## Written task
Omit the images. Copy each entry word for word.
--- Begin ---
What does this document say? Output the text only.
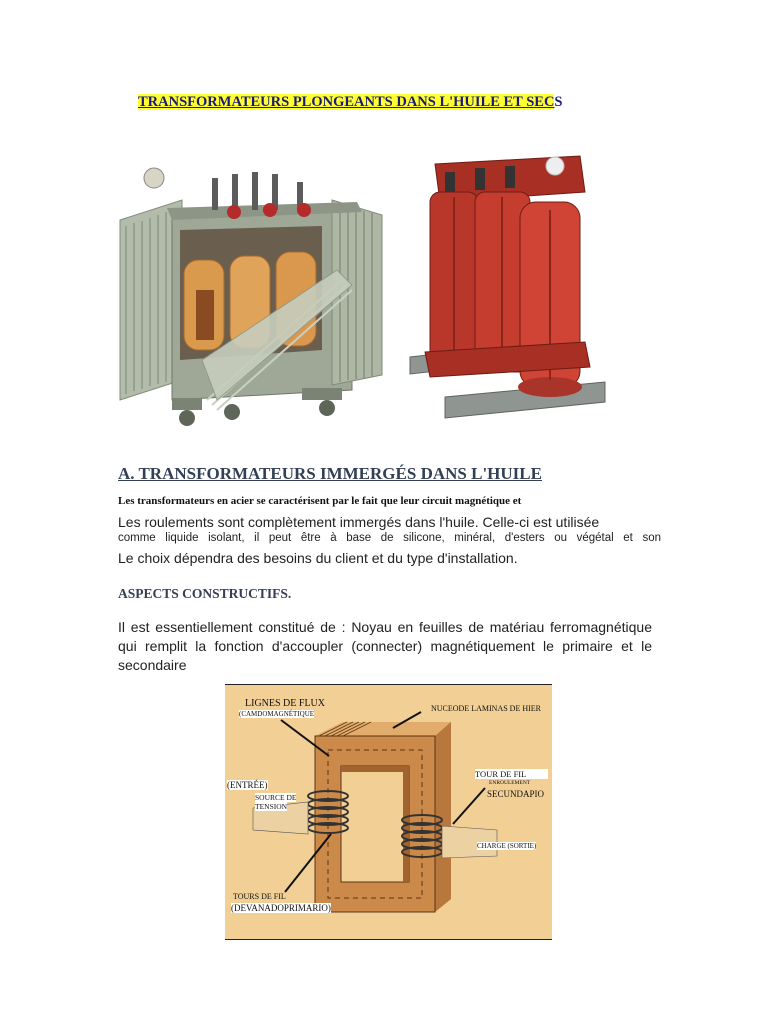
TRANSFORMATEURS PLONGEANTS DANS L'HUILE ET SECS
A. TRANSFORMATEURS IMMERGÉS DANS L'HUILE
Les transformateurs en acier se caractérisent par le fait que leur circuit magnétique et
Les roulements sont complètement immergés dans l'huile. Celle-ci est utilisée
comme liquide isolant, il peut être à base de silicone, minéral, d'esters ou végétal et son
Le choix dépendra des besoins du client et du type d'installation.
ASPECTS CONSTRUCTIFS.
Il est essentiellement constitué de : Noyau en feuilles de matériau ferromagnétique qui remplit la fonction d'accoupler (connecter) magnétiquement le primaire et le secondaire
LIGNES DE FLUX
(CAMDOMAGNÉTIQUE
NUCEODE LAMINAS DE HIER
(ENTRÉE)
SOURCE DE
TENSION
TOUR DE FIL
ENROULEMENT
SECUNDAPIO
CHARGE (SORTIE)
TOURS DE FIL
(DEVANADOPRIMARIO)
--- End ---
## The reply
What does this document say? Output the text only.
TRANSFORMATEURS PLONGEANTS DANS L'HUILE ET SECS
A. TRANSFORMATEURS IMMERGÉS DANS L'HUILE
Les transformateurs en acier se caractérisent par le fait que leur circuit magnétique et
Les roulements sont complètement immergés dans l'huile. Celle-ci est utilisée
comme liquide isolant, il peut être à base de silicone, minéral, d'esters ou végétal et son
Le choix dépendra des besoins du client et du type d'installation.
ASPECTS CONSTRUCTIFS.
Il est essentiellement constitué de : Noyau en feuilles de matériau ferromagnétique qui remplit la fonction d'accoupler (connecter) magnétiquement le primaire et le secondaire
LIGNES DE FLUX
(CAMDOMAGNÉTIQUE
NUCEODE LAMINAS DE HIER
(ENTRÉE)
SOURCE DE
TENSION
TOUR DE FIL
ENROULEMENT
SECUNDAPIO
CHARGE (SORTIE)
TOURS DE FIL
(DEVANADOPRIMARIO)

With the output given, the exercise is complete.